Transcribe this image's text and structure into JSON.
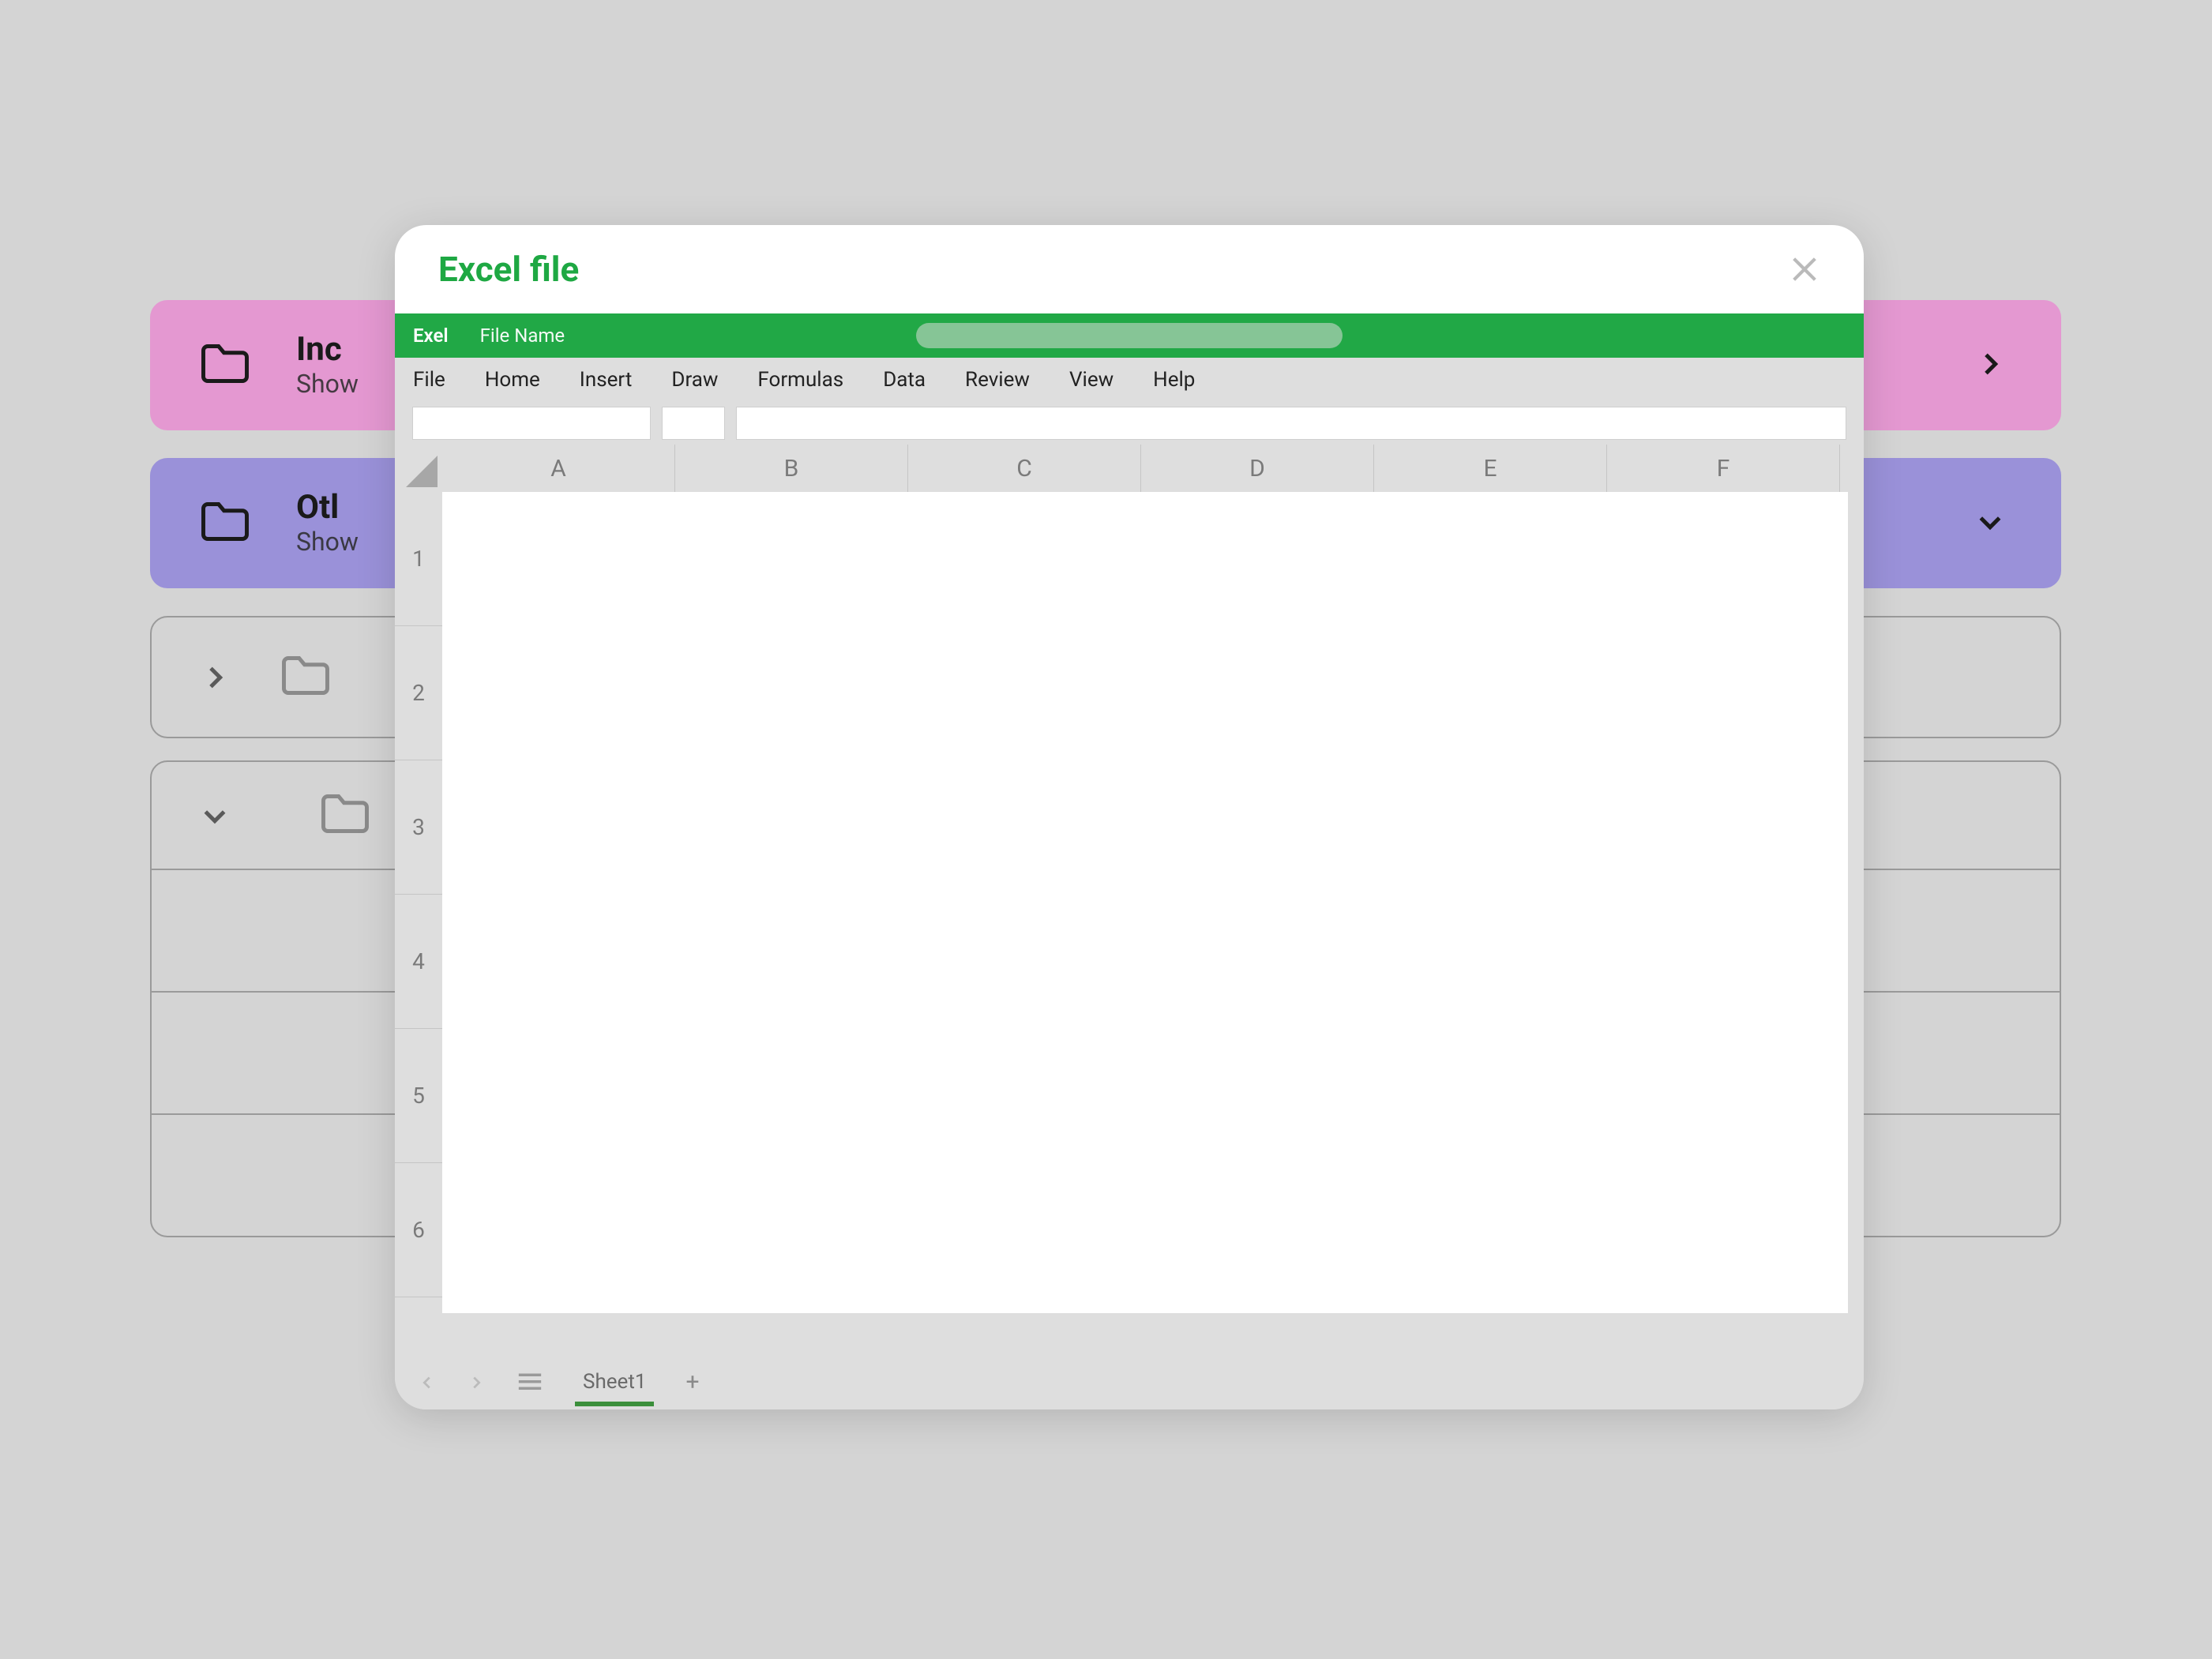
{
  "background": {
    "cards": [
      {
        "id": "inc",
        "title": "Inc",
        "subtitle": "Show"
      },
      {
        "id": "other",
        "title": "Otl",
        "subtitle": "Show"
      }
    ]
  },
  "modal": {
    "title": "Excel file",
    "topbar": {
      "app": "Exel",
      "file_label": "File Name"
    },
    "menu": [
      "File",
      "Home",
      "Insert",
      "Draw",
      "Formulas",
      "Data",
      "Review",
      "View",
      "Help"
    ],
    "columns": [
      "A",
      "B",
      "C",
      "D",
      "E",
      "F"
    ],
    "rows": [
      "1",
      "2",
      "3",
      "4",
      "5",
      "6"
    ],
    "sheet_tab": "Sheet1"
  }
}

_Request:_
Extract every line of the data exactly; pictures stay out.

_Solved exercise:_
Transcribe this image's text and structure into JSON.
{
  "background": {
    "cards": [
      {
        "id": "inc",
        "title": "Inc",
        "subtitle": "Show"
      },
      {
        "id": "other",
        "title": "Otl",
        "subtitle": "Show"
      }
    ]
  },
  "modal": {
    "title": "Excel file",
    "topbar": {
      "app": "Exel",
      "file_label": "File Name"
    },
    "menu": [
      "File",
      "Home",
      "Insert",
      "Draw",
      "Formulas",
      "Data",
      "Review",
      "View",
      "Help"
    ],
    "columns": [
      "A",
      "B",
      "C",
      "D",
      "E",
      "F"
    ],
    "rows": [
      "1",
      "2",
      "3",
      "4",
      "5",
      "6"
    ],
    "sheet_tab": "Sheet1"
  }
}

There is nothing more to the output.